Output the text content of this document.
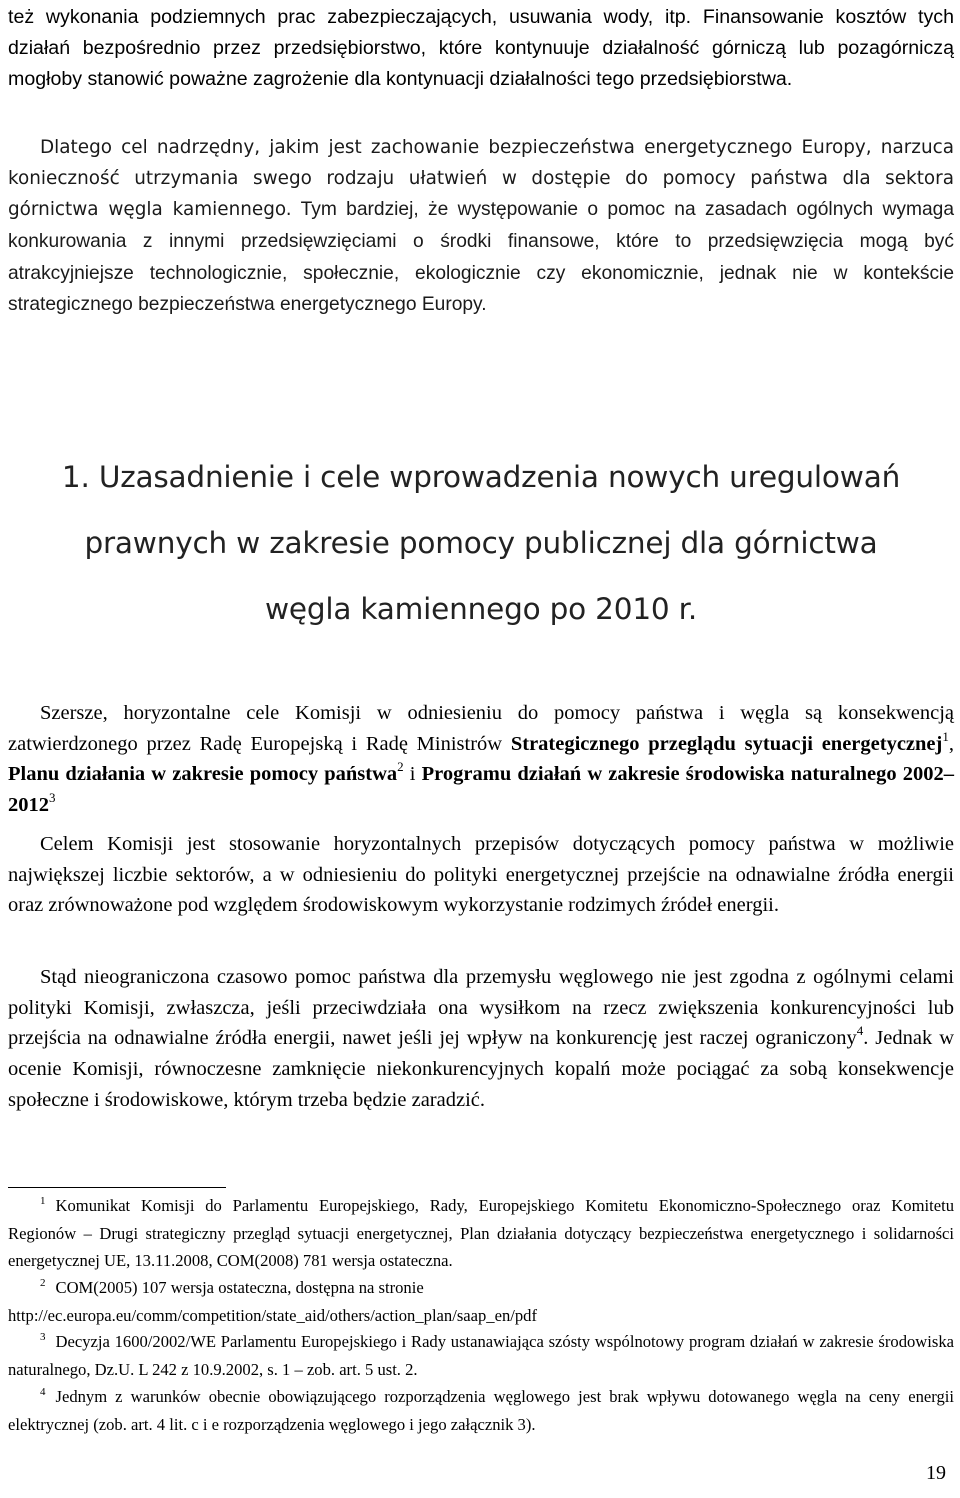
też wykonania podziemnych prac zabezpieczających, usuwania wody, itp. Finansowanie kosztów tych działań bezpośrednio przez przedsiębiorstwo, które kontynuuje działalność górniczą lub pozagórniczą mogłoby stanowić poważne zagrożenie dla kontynuacji działalności tego przedsiębiorstwa.

Dlatego cel nadrzędny, jakim jest zachowanie bezpieczeństwa energetycznego Europy, narzuca konieczność utrzymania swego rodzaju ułatwień w dostępie do pomocy państwa dla sektora górnictwa węgla kamiennego. Tym bardziej, że występowanie o pomoc na zasadach ogólnych wymaga konkurowania z innymi przedsięwzięciami o środki finansowe, które to przedsięwzięcia mogą być atrakcyjniejsze technologicznie, społecznie, ekologicznie czy ekonomicznie, jednak nie w kontekście strategicznego bezpieczeństwa energetycznego Europy.

1. Uzasadnienie i cele wprowadzenia nowych uregulowań
prawnych w zakresie pomocy publicznej dla górnictwa
węgla kamiennego po 2010 r.

Szersze, horyzontalne cele Komisji w odniesieniu do pomocy państwa i węgla są konsekwencją zatwierdzonego przez Radę Europejską i Radę Ministrów Strategicznego przeglądu sytuacji energetycznej$^1$, Planu działania w zakresie pomocy państwa$^2$ i Programu działań w zakresie środowiska naturalnego 2002–2012$^3$

Celem Komisji jest stosowanie horyzontalnych przepisów dotyczących pomocy państwa w możliwie największej liczbie sektorów, a w odniesieniu do polityki energetycznej przejście na odnawialne źródła energii oraz zrównoważone pod względem środowiskowym wykorzystanie rodzimych źródeł energii.

Stąd nieograniczona czasowo pomoc państwa dla przemysłu węglowego nie jest zgodna z ogólnymi celami polityki Komisji, zwłaszcza, jeśli przeciwdziała ona wysiłkom na rzecz zwiększenia konkurencyjności lub przejścia na odnawialne źródła energii, nawet jeśli jej wpływ na konkurencję jest raczej ograniczony$^4$. Jednak w ocenie Komisji, równoczesne zamknięcie niekonkurencyjnych kopalń może pociągać za sobą konsekwencje społeczne i środowiskowe, którym trzeba będzie zaradzić.

1 Komunikat Komisji do Parlamentu Europejskiego, Rady, Europejskiego Komitetu Ekonomiczno-Społecznego oraz Komitetu Regionów – Drugi strategiczny przegląd sytuacji energetycznej, Plan działania dotyczący bezpieczeństwa energetycznego i solidarności energetycznej UE, 13.11.2008, COM(2008) 781 wersja ostateczna.

2 COM(2005) 107 wersja ostateczna, dostępna na stronie
http://ec.europa.eu/comm/competition/state_aid/others/action_plan/saap_en/pdf

3 Decyzja 1600/2002/WE Parlamentu Europejskiego i Rady ustanawiająca szósty wspólnotowy program działań w zakresie środowiska naturalnego, Dz.U. L 242 z 10.9.2002, s. 1 – zob. art. 5 ust. 2.

4 Jednym z warunków obecnie obowiązującego rozporządzenia węglowego jest brak wpływu dotowanego węgla na ceny energii elektrycznej (zob. art. 4 lit. c i e rozporządzenia węglowego i jego załącznik 3).

19
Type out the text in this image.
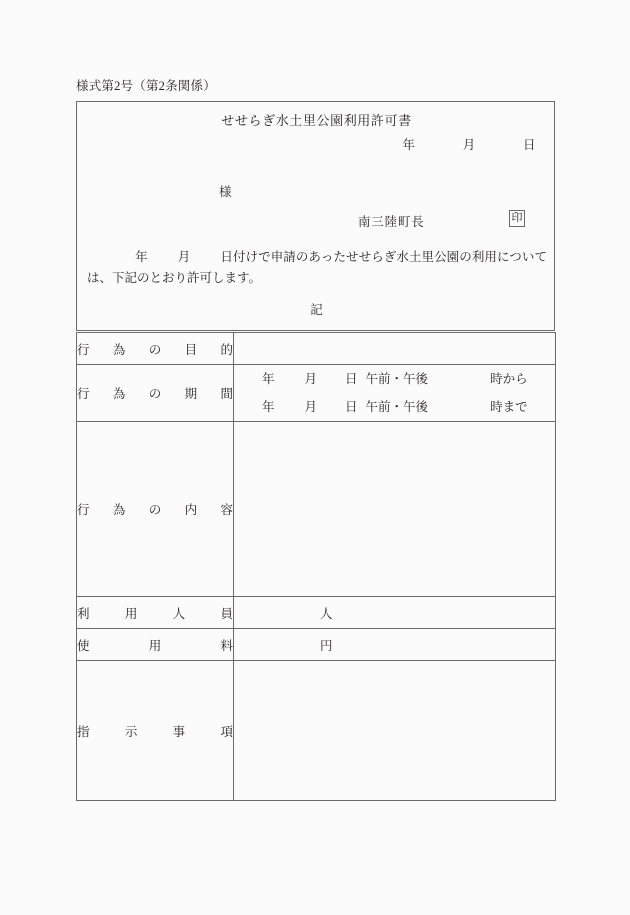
様式第2号（第2条関係）
せせらぎ水土里公園利用許可書
年	月	日
様
南三陸町長	印
年 月 日付けで申請のあったせせらぎ水土里公園の利用については、下記のとおり許可します。
記
行為の目的	

行為の期間	年 月 日 午前・午後 時から
年 月 日 午前・午後 時まで

行為の内容	

利用人員	人

使用料	円

指示事項	
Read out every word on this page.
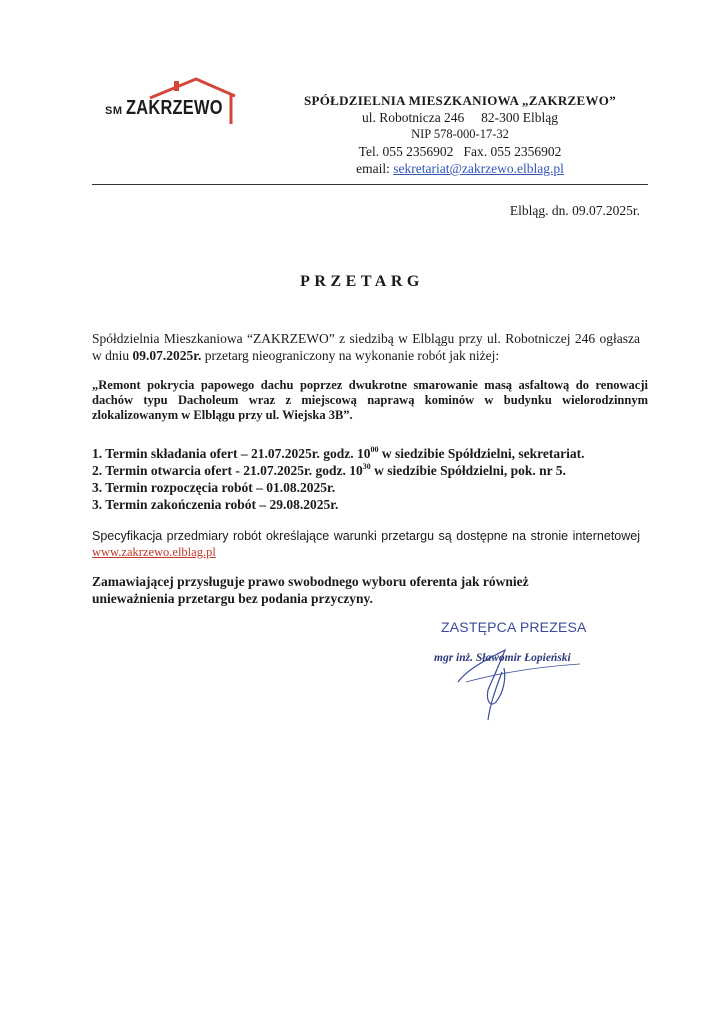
SM ZAKRZEWO	SPÓŁDZIELNIA MIESZKANIOWA „ZAKRZEWO”
ul. Robotnicza 246     82-300 Elbląg
NIP 578-000-17-32
Tel. 055 2356902   Fax. 055 2356902
email: sekretariat@zakrzewo.elblag.pl
Elbląg. dn. 09.07.2025r.
PRZETARG
Spółdzielnia Mieszkaniowa “ZAKRZEWO” z siedzibą w Elblągu przy ul. Robotniczej 246 ogłasza w dniu 09.07.2025r. przetarg nieograniczony na wykonanie robót jak niżej:
„Remont pokrycia papowego dachu poprzez dwukrotne smarowanie masą asfaltową do renowacji dachów typu Dacholeum wraz z miejscową naprawą kominów w budynku wielorodzinnym zlokalizowanym w Elblągu przy ul. Wiejska 3B”.
1. Termin składania ofert – 21.07.2025r. godz. $10^{00}$ w siedzibie Spółdzielni, sekretariat.
2. Termin otwarcia ofert - 21.07.2025r. godz. $10^{30}$ w siedzibie Spółdzielni, pok. nr 5.
3. Termin rozpoczęcia robót – 01.08.2025r.
3. Termin zakończenia robót – 29.08.2025r.
Specyfikacja przedmiary robót określające warunki przetargu są dostępne na stronie internetowej www.zakrzewo.elblag.pl
Zamawiającej przysługuje prawo swobodnego wyboru oferenta jak również unieważnienia przetargu bez podania przyczyny.
ZASTĘPCA PREZESA
mgr inż. Sławomir Łopieński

• Exercise goal: Give back every line exactly as it stands, pictures excluded.

• Answer for this exercise:
Output the text content of this document.
też wykonania podziemnych prac zabezpieczających, usuwania wody, itp. Finansowanie kosztów tych działań bezpośrednio przez przedsiębiorstwo, które kontynuuje działalność górniczą lub pozagórniczą mogłoby stanowić poważne zagrożenie dla kontynuacji działalności tego przedsiębiorstwa.

Dlatego cel nadrzędny, jakim jest zachowanie bezpieczeństwa energetycznego Europy, narzuca konieczność utrzymania swego rodzaju ułatwień w dostępie do pomocy państwa dla sektora górnictwa węgla kamiennego. Tym bardziej, że występowanie o pomoc na zasadach ogólnych wymaga konkurowania z innymi przedsięwzięciami o środki finansowe, które to przedsięwzięcia mogą być atrakcyjniejsze technologicznie, społecznie, ekologicznie czy ekonomicznie, jednak nie w kontekście strategicznego bezpieczeństwa energetycznego Europy.

1. Uzasadnienie i cele wprowadzenia nowych uregulowań
prawnych w zakresie pomocy publicznej dla górnictwa
węgla kamiennego po 2010 r.

Szersze, horyzontalne cele Komisji w odniesieniu do pomocy państwa i węgla są konsekwencją zatwierdzonego przez Radę Europejską i Radę Ministrów Strategicznego przeglądu sytuacji energetycznej$^1$, Planu działania w zakresie pomocy państwa$^2$ i Programu działań w zakresie środowiska naturalnego 2002–2012$^3$

Celem Komisji jest stosowanie horyzontalnych przepisów dotyczących pomocy państwa w możliwie największej liczbie sektorów, a w odniesieniu do polityki energetycznej przejście na odnawialne źródła energii oraz zrównoważone pod względem środowiskowym wykorzystanie rodzimych źródeł energii.

Stąd nieograniczona czasowo pomoc państwa dla przemysłu węglowego nie jest zgodna z ogólnymi celami polityki Komisji, zwłaszcza, jeśli przeciwdziała ona wysiłkom na rzecz zwiększenia konkurencyjności lub przejścia na odnawialne źródła energii, nawet jeśli jej wpływ na konkurencję jest raczej ograniczony$^4$. Jednak w ocenie Komisji, równoczesne zamknięcie niekonkurencyjnych kopalń może pociągać za sobą konsekwencje społeczne i środowiskowe, którym trzeba będzie zaradzić.

1 Komunikat Komisji do Parlamentu Europejskiego, Rady, Europejskiego Komitetu Ekonomiczno-Społecznego oraz Komitetu Regionów – Drugi strategiczny przegląd sytuacji energetycznej, Plan działania dotyczący bezpieczeństwa energetycznego i solidarności energetycznej UE, 13.11.2008, COM(2008) 781 wersja ostateczna.

2 COM(2005) 107 wersja ostateczna, dostępna na stronie
http://ec.europa.eu/comm/competition/state_aid/others/action_plan/saap_en/pdf

3 Decyzja 1600/2002/WE Parlamentu Europejskiego i Rady ustanawiająca szósty wspólnotowy program działań w zakresie środowiska naturalnego, Dz.U. L 242 z 10.9.2002, s. 1 – zob. art. 5 ust. 2.

4 Jednym z warunków obecnie obowiązującego rozporządzenia węglowego jest brak wpływu dotowanego węgla na ceny energii elektrycznej (zob. art. 4 lit. c i e rozporządzenia węglowego i jego załącznik 3).

19
Type out the text in this image.
様式第2号（第2条関係）
せせらぎ水土里公園利用許可書
年	月	日
様
南三陸町長	印
年 月 日付けで申請のあったせせらぎ水土里公園の利用については、下記のとおり許可します。
記
行為の目的	

行為の期間	年 月 日 午前・午後 時から
年 月 日 午前・午後 時まで

行為の内容	

利用人員	人

使用料	円

指示事項	
Read out every word on this page.
SM ZAKRZEWO	SPÓŁDZIELNIA MIESZKANIOWA „ZAKRZEWO”
ul. Robotnicza 246     82-300 Elbląg
NIP 578-000-17-32
Tel. 055 2356902   Fax. 055 2356902
email: sekretariat@zakrzewo.elblag.pl
Elbląg. dn. 09.07.2025r.
PRZETARG
Spółdzielnia Mieszkaniowa “ZAKRZEWO” z siedzibą w Elblągu przy ul. Robotniczej 246 ogłasza w dniu 09.07.2025r. przetarg nieograniczony na wykonanie robót jak niżej:
„Remont pokrycia papowego dachu poprzez dwukrotne smarowanie masą asfaltową do renowacji dachów typu Dacholeum wraz z miejscową naprawą kominów w budynku wielorodzinnym zlokalizowanym w Elblągu przy ul. Wiejska 3B”.
1. Termin składania ofert – 21.07.2025r. godz. $10^{00}$ w siedzibie Spółdzielni, sekretariat.
2. Termin otwarcia ofert - 21.07.2025r. godz. $10^{30}$ w siedzibie Spółdzielni, pok. nr 5.
3. Termin rozpoczęcia robót – 01.08.2025r.
3. Termin zakończenia robót – 29.08.2025r.
Specyfikacja przedmiary robót określające warunki przetargu są dostępne na stronie internetowej www.zakrzewo.elblag.pl
Zamawiającej przysługuje prawo swobodnego wyboru oferenta jak również unieważnienia przetargu bez podania przyczyny.
ZASTĘPCA PREZESA
mgr inż. Sławomir Łopieński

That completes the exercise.